_WHAT IS BEING ASKED_
Copy out each line of the listing that has the word "they" in it.

[Begin]

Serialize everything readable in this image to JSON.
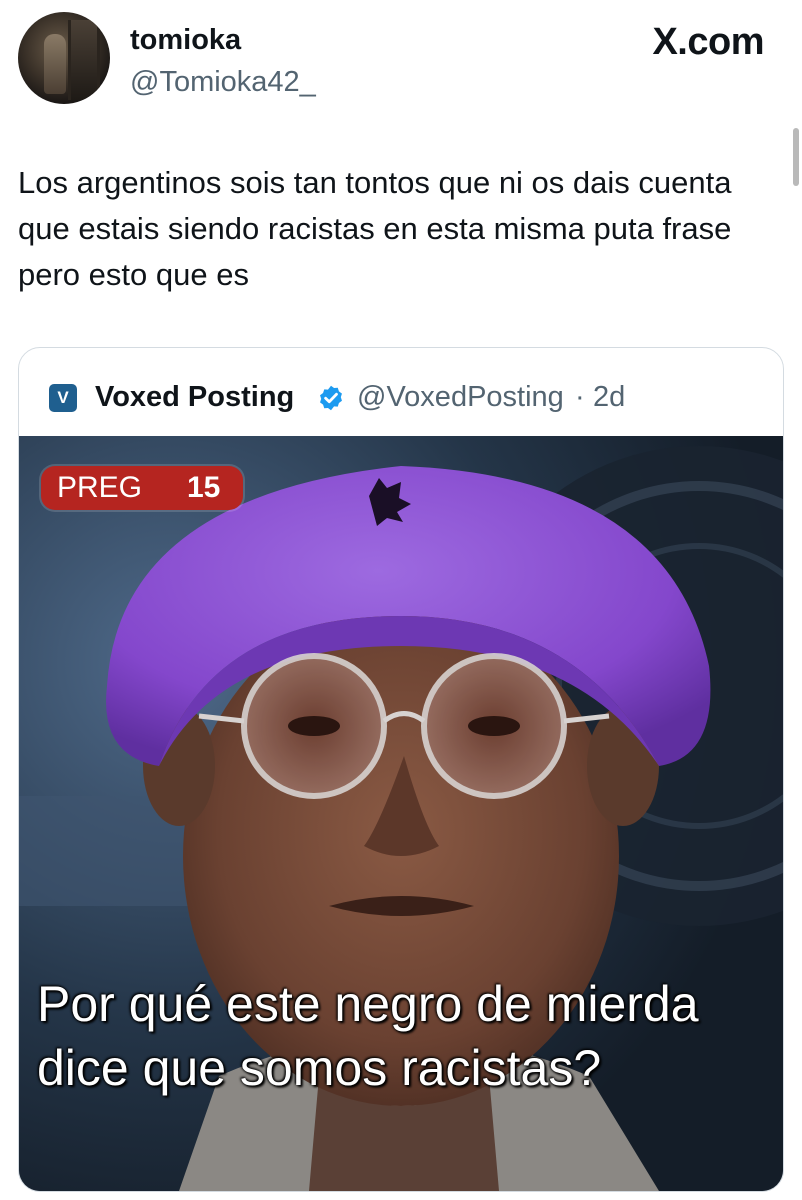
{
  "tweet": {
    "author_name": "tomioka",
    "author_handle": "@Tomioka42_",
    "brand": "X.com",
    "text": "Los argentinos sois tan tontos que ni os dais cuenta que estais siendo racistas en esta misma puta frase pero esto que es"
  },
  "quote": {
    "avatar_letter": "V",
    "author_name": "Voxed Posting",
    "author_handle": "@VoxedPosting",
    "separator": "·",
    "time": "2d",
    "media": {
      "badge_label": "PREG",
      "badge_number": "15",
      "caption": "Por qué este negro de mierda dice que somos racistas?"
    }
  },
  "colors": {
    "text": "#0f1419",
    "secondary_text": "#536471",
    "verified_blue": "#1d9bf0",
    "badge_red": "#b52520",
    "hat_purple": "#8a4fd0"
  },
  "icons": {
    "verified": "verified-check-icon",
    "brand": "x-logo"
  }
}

[End]
[Begin]

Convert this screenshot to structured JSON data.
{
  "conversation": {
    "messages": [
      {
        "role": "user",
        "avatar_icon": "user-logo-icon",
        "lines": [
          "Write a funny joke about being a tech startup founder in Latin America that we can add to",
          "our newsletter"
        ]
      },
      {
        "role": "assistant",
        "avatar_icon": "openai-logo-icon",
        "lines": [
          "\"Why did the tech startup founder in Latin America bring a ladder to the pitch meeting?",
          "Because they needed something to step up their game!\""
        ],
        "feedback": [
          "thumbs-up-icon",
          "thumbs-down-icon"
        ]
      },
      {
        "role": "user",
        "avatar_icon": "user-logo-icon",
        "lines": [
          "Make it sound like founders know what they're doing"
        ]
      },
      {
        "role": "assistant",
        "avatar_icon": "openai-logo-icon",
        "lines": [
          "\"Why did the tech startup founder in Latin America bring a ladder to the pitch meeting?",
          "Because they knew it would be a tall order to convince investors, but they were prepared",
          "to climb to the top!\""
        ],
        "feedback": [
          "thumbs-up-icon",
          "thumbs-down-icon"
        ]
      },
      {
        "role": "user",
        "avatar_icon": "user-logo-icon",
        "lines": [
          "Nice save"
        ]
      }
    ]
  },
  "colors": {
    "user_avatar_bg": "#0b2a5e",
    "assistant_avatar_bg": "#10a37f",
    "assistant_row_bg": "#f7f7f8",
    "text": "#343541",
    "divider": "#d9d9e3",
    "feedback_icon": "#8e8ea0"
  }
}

[End]

_EXERCISE RESULT_
          "Because they needed something to step up their game!\""
          "Make it sound like founders know what they're doing"
          "Because they knew it would be a tall order to convince investors, but they were prepared",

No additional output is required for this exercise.